== Written problem ==
Reproduce all of the data word for word.

== Record set ==
────────────────────
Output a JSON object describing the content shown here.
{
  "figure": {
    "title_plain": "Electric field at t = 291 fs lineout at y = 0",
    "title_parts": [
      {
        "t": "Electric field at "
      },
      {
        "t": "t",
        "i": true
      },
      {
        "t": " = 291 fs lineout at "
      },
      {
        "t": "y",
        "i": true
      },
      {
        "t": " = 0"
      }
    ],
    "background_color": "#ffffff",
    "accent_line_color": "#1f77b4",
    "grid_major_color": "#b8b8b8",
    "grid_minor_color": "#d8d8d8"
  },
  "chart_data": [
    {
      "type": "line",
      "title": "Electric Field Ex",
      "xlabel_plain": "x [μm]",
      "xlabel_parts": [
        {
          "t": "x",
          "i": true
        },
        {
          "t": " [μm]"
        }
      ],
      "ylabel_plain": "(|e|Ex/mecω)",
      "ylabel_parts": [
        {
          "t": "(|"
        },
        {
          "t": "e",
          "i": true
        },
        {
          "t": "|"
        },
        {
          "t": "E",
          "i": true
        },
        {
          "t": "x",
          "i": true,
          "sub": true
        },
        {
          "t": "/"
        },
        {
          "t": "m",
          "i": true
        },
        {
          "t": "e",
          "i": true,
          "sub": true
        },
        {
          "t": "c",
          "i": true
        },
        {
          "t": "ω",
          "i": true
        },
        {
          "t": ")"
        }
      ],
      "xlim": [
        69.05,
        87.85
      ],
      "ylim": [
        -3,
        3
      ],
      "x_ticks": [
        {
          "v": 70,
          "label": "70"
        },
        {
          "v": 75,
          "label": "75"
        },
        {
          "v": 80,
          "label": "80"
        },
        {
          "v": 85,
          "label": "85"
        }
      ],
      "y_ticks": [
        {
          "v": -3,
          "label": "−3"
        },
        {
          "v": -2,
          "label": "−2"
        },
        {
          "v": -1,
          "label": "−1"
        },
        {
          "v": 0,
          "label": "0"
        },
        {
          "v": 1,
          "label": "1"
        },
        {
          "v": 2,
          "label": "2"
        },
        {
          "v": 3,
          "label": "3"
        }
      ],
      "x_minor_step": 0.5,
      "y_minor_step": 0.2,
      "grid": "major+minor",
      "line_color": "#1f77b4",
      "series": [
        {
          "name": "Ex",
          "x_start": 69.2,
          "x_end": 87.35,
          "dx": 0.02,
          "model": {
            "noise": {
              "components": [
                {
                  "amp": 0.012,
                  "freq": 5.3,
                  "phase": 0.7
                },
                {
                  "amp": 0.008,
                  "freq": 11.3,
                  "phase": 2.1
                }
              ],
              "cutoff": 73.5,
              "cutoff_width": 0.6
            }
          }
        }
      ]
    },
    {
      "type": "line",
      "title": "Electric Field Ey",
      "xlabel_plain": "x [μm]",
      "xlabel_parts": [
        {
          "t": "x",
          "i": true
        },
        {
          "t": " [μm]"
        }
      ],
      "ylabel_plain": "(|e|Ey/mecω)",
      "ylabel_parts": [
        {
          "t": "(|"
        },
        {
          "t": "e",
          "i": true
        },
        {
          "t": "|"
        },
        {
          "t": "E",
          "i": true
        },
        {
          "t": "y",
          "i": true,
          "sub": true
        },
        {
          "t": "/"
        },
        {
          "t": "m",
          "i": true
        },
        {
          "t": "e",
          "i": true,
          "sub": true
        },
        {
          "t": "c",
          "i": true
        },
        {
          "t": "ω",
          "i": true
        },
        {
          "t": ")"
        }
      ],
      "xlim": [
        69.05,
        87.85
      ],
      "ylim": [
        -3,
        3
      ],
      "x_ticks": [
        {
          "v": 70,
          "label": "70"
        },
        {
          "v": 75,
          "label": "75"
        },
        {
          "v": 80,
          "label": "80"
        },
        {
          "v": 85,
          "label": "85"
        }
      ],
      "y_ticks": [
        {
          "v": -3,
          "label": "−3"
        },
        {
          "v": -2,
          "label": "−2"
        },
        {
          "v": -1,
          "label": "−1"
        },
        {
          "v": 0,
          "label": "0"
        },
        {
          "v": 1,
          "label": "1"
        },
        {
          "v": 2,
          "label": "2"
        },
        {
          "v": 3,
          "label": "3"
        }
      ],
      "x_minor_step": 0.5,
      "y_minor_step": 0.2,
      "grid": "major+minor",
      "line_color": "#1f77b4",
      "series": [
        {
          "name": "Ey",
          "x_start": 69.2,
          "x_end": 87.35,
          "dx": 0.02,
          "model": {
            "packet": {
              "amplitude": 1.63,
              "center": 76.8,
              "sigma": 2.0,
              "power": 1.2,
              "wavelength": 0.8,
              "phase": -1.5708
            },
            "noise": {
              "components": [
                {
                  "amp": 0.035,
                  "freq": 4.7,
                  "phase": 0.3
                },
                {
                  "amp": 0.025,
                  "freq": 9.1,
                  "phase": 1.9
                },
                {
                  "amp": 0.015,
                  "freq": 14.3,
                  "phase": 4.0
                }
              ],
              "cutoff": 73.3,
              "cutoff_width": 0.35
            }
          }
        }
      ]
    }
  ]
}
────────────────────
== The solution ==
Output a JSON object describing the content shown here.
{
  "figure": {
    "title_plain": "Electric field at t = 291 fs lineout at y = 0",
    "title_parts": [
      {
        "t": "Electric field at "
      },
      {
        "t": "t",
        "i": true
      },
      {
        "t": " = 291 fs lineout at "
      },
      {
        "t": "y",
        "i": true
      },
      {
        "t": " = 0"
      }
    ],
    "background_color": "#ffffff",
    "accent_line_color": "#1f77b4",
    "grid_major_color": "#b8b8b8",
    "grid_minor_color": "#d8d8d8"
  },
  "chart_data": [
    {
      "type": "line",
      "title": "Electric Field Ex",
      "xlabel_plain": "x [μm]",
      "xlabel_parts": [
        {
          "t": "x",
          "i": true
        },
        {
          "t": " [μm]"
        }
      ],
      "ylabel_plain": "(|e|Ex/mecω)",
      "ylabel_parts": [
        {
          "t": "(|"
        },
        {
          "t": "e",
          "i": true
        },
        {
          "t": "|"
        },
        {
          "t": "E",
          "i": true
        },
        {
          "t": "x",
          "i": true,
          "sub": true
        },
        {
          "t": "/"
        },
        {
          "t": "m",
          "i": true
        },
        {
          "t": "e",
          "i": true,
          "sub": true
        },
        {
          "t": "c",
          "i": true
        },
        {
          "t": "ω",
          "i": true
        },
        {
          "t": ")"
        }
      ],
      "xlim": [
        69.05,
        87.85
      ],
      "ylim": [
        -3,
        3
      ],
      "x_ticks": [
        {
          "v": 70,
          "label": "70"
        },
        {
          "v": 75,
          "label": "75"
        },
        {
          "v": 80,
          "label": "80"
        },
        {
          "v": 85,
          "label": "85"
        }
      ],
      "y_ticks": [
        {
          "v": -3,
          "label": "−3"
        },
        {
          "v": -2,
          "label": "−2"
        },
        {
          "v": -1,
          "label": "−1"
        },
        {
          "v": 0,
          "label": "0"
        },
        {
          "v": 1,
          "label": "1"
        },
        {
          "v": 2,
          "label": "2"
        },
        {
          "v": 3,
          "label": "3"
        }
      ],
      "x_minor_step": 0.5,
      "y_minor_step": 0.2,
      "grid": "major+minor",
      "line_color": "#1f77b4",
      "series": [
        {
          "name": "Ex",
          "x_start": 69.2,
          "x_end": 87.35,
          "dx": 0.02,
          "model": {
            "noise": {
              "components": [
                {
                  "amp": 0.012,
                  "freq": 5.3,
                  "phase": 0.7
                },
                {
                  "amp": 0.008,
                  "freq": 11.3,
                  "phase": 2.1
                }
              ],
              "cutoff": 73.5,
              "cutoff_width": 0.6
            }
          }
        }
      ]
    },
    {
      "type": "line",
      "title": "Electric Field Ey",
      "xlabel_plain": "x [μm]",
      "xlabel_parts": [
        {
          "t": "x",
          "i": true
        },
        {
          "t": " [μm]"
        }
      ],
      "ylabel_plain": "(|e|Ey/mecω)",
      "ylabel_parts": [
        {
          "t": "(|"
        },
        {
          "t": "e",
          "i": true
        },
        {
          "t": "|"
        },
        {
          "t": "E",
          "i": true
        },
        {
          "t": "y",
          "i": true,
          "sub": true
        },
        {
          "t": "/"
        },
        {
          "t": "m",
          "i": true
        },
        {
          "t": "e",
          "i": true,
          "sub": true
        },
        {
          "t": "c",
          "i": true
        },
        {
          "t": "ω",
          "i": true
        },
        {
          "t": ")"
        }
      ],
      "xlim": [
        69.05,
        87.85
      ],
      "ylim": [
        -3,
        3
      ],
      "x_ticks": [
        {
          "v": 70,
          "label": "70"
        },
        {
          "v": 75,
          "label": "75"
        },
        {
          "v": 80,
          "label": "80"
        },
        {
          "v": 85,
          "label": "85"
        }
      ],
      "y_ticks": [
        {
          "v": -3,
          "label": "−3"
        },
        {
          "v": -2,
          "label": "−2"
        },
        {
          "v": -1,
          "label": "−1"
        },
        {
          "v": 0,
          "label": "0"
        },
        {
          "v": 1,
          "label": "1"
        },
        {
          "v": 2,
          "label": "2"
        },
        {
          "v": 3,
          "label": "3"
        }
      ],
      "x_minor_step": 0.5,
      "y_minor_step": 0.2,
      "grid": "major+minor",
      "line_color": "#1f77b4",
      "series": [
        {
          "name": "Ey",
          "x_start": 69.2,
          "x_end": 87.35,
          "dx": 0.02,
          "model": {
            "packet": {
              "amplitude": 1.63,
              "center": 76.8,
              "sigma": 2.0,
              "power": 1.2,
              "wavelength": 0.8,
              "phase": -1.5708
            },
            "noise": {
              "components": [
                {
                  "amp": 0.035,
                  "freq": 4.7,
                  "phase": 0.3
                },
                {
                  "amp": 0.025,
                  "freq": 9.1,
                  "phase": 1.9
                },
                {
                  "amp": 0.015,
                  "freq": 14.3,
                  "phase": 4.0
                }
              ],
              "cutoff": 73.3,
              "cutoff_width": 0.35
            }
          }
        }
      ]
    }
  ]
}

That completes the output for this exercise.